» **Task**
Determine how many lines include "marketing". Give the number and nothing else.

======== Data entries

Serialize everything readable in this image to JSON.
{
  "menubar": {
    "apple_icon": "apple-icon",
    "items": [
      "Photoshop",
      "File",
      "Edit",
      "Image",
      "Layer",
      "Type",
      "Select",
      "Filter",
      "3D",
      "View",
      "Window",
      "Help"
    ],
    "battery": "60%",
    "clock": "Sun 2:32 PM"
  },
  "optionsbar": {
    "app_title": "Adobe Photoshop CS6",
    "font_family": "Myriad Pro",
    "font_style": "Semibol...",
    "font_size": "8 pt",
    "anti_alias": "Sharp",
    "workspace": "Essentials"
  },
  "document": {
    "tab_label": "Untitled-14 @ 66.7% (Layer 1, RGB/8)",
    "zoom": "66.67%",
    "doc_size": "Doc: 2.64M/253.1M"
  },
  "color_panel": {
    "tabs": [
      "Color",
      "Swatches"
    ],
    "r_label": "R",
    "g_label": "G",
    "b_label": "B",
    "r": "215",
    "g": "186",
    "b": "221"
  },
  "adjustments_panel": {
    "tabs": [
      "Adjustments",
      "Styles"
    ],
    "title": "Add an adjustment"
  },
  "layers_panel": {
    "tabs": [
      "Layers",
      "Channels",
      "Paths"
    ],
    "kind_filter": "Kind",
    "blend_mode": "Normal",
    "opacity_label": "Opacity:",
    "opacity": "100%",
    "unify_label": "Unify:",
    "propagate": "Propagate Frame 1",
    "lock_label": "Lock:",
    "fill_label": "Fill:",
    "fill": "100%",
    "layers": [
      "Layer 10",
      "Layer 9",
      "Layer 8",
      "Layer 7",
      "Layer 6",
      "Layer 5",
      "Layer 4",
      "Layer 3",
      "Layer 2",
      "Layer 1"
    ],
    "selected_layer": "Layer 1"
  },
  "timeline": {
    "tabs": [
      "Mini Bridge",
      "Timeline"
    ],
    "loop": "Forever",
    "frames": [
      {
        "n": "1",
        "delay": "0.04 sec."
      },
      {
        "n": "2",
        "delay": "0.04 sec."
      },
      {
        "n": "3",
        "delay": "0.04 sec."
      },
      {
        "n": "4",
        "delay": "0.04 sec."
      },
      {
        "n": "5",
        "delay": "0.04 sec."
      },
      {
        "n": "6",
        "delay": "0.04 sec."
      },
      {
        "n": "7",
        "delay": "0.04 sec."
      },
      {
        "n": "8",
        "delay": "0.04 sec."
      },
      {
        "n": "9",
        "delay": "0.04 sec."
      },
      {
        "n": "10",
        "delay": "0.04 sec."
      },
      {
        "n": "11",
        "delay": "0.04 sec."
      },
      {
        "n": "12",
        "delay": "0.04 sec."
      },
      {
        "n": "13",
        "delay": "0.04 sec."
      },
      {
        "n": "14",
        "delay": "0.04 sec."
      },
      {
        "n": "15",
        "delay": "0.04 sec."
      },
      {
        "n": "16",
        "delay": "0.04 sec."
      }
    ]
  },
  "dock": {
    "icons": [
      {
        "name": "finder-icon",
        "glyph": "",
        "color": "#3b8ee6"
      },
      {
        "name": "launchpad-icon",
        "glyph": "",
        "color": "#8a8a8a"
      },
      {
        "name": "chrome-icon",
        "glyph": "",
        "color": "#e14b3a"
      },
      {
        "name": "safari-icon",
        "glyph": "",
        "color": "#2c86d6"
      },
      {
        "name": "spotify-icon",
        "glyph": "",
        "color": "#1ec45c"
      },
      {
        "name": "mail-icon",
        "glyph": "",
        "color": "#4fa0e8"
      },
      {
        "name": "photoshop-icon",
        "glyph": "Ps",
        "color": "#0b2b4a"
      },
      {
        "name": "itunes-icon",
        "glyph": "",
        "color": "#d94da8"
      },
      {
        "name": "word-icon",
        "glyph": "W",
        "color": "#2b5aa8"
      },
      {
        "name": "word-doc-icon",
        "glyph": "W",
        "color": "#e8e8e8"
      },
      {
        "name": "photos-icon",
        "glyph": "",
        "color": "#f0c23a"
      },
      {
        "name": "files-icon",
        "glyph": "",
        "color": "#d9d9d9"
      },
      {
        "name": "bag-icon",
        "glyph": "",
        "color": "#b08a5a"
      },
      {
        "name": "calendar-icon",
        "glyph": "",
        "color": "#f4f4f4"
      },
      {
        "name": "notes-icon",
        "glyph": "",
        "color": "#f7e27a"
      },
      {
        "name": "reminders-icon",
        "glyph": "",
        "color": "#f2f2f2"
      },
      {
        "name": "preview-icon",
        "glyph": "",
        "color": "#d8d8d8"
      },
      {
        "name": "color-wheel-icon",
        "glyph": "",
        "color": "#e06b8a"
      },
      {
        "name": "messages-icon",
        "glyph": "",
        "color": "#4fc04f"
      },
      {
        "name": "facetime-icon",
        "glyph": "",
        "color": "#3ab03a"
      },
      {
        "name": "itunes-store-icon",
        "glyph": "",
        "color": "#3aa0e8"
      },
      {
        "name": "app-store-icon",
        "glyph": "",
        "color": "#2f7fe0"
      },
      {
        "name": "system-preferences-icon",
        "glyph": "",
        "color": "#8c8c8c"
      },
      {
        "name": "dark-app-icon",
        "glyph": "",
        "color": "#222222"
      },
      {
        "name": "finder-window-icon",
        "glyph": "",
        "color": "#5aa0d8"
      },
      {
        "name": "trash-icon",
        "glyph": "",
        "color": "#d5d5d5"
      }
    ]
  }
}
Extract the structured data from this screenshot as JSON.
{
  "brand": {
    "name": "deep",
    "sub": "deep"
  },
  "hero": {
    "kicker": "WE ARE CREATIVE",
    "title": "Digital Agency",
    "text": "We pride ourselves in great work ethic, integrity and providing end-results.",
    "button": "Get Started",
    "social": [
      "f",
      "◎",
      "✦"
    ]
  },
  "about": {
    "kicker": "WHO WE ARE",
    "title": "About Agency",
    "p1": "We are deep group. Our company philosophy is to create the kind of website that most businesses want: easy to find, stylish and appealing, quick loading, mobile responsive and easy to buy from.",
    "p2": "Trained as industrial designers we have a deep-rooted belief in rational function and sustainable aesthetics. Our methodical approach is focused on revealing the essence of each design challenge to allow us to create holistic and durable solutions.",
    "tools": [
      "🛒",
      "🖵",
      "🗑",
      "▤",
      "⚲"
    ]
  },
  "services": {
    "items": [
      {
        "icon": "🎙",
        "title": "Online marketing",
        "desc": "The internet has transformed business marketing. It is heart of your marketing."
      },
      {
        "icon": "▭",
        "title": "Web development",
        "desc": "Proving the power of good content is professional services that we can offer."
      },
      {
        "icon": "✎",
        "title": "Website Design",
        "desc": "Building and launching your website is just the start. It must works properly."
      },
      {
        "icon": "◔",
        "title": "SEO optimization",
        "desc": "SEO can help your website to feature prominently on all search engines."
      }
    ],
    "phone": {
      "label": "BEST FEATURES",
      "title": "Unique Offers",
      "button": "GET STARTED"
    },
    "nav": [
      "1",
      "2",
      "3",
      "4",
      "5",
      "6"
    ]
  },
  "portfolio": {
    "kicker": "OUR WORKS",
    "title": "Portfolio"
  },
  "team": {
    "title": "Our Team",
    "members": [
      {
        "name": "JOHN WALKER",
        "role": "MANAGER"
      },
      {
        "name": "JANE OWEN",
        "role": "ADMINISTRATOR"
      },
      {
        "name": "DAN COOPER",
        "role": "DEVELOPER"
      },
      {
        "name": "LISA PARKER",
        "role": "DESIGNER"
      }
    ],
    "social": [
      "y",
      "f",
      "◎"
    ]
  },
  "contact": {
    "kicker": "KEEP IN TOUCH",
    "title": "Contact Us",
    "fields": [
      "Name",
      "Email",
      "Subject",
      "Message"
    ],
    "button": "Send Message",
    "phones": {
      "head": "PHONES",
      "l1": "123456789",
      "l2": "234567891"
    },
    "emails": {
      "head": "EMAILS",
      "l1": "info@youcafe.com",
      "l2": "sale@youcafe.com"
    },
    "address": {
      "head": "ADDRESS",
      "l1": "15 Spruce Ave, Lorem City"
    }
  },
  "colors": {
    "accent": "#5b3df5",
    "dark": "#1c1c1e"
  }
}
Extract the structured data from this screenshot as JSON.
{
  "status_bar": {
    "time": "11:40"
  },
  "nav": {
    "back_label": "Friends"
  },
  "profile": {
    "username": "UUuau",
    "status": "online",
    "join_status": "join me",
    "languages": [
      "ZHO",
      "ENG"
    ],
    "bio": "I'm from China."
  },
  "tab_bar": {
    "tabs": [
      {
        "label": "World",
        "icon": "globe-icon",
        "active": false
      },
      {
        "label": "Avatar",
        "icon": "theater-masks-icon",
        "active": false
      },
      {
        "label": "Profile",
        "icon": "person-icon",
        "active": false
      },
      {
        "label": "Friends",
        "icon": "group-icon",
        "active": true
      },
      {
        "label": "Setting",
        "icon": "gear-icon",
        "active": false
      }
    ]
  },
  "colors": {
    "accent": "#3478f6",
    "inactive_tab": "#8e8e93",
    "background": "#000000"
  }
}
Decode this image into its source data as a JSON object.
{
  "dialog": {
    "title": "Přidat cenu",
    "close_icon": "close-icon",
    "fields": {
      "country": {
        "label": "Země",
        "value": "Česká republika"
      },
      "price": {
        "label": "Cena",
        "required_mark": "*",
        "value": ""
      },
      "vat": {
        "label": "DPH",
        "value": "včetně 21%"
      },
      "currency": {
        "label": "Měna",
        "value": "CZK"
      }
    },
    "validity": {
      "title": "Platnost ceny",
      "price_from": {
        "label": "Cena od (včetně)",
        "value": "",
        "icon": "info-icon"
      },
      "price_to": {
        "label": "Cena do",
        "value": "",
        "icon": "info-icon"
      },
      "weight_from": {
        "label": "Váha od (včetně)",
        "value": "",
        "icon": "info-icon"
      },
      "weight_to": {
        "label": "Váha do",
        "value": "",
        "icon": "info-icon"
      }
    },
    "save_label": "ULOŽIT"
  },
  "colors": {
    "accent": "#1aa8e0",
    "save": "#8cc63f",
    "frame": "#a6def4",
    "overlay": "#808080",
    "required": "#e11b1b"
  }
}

================

» **Response**
2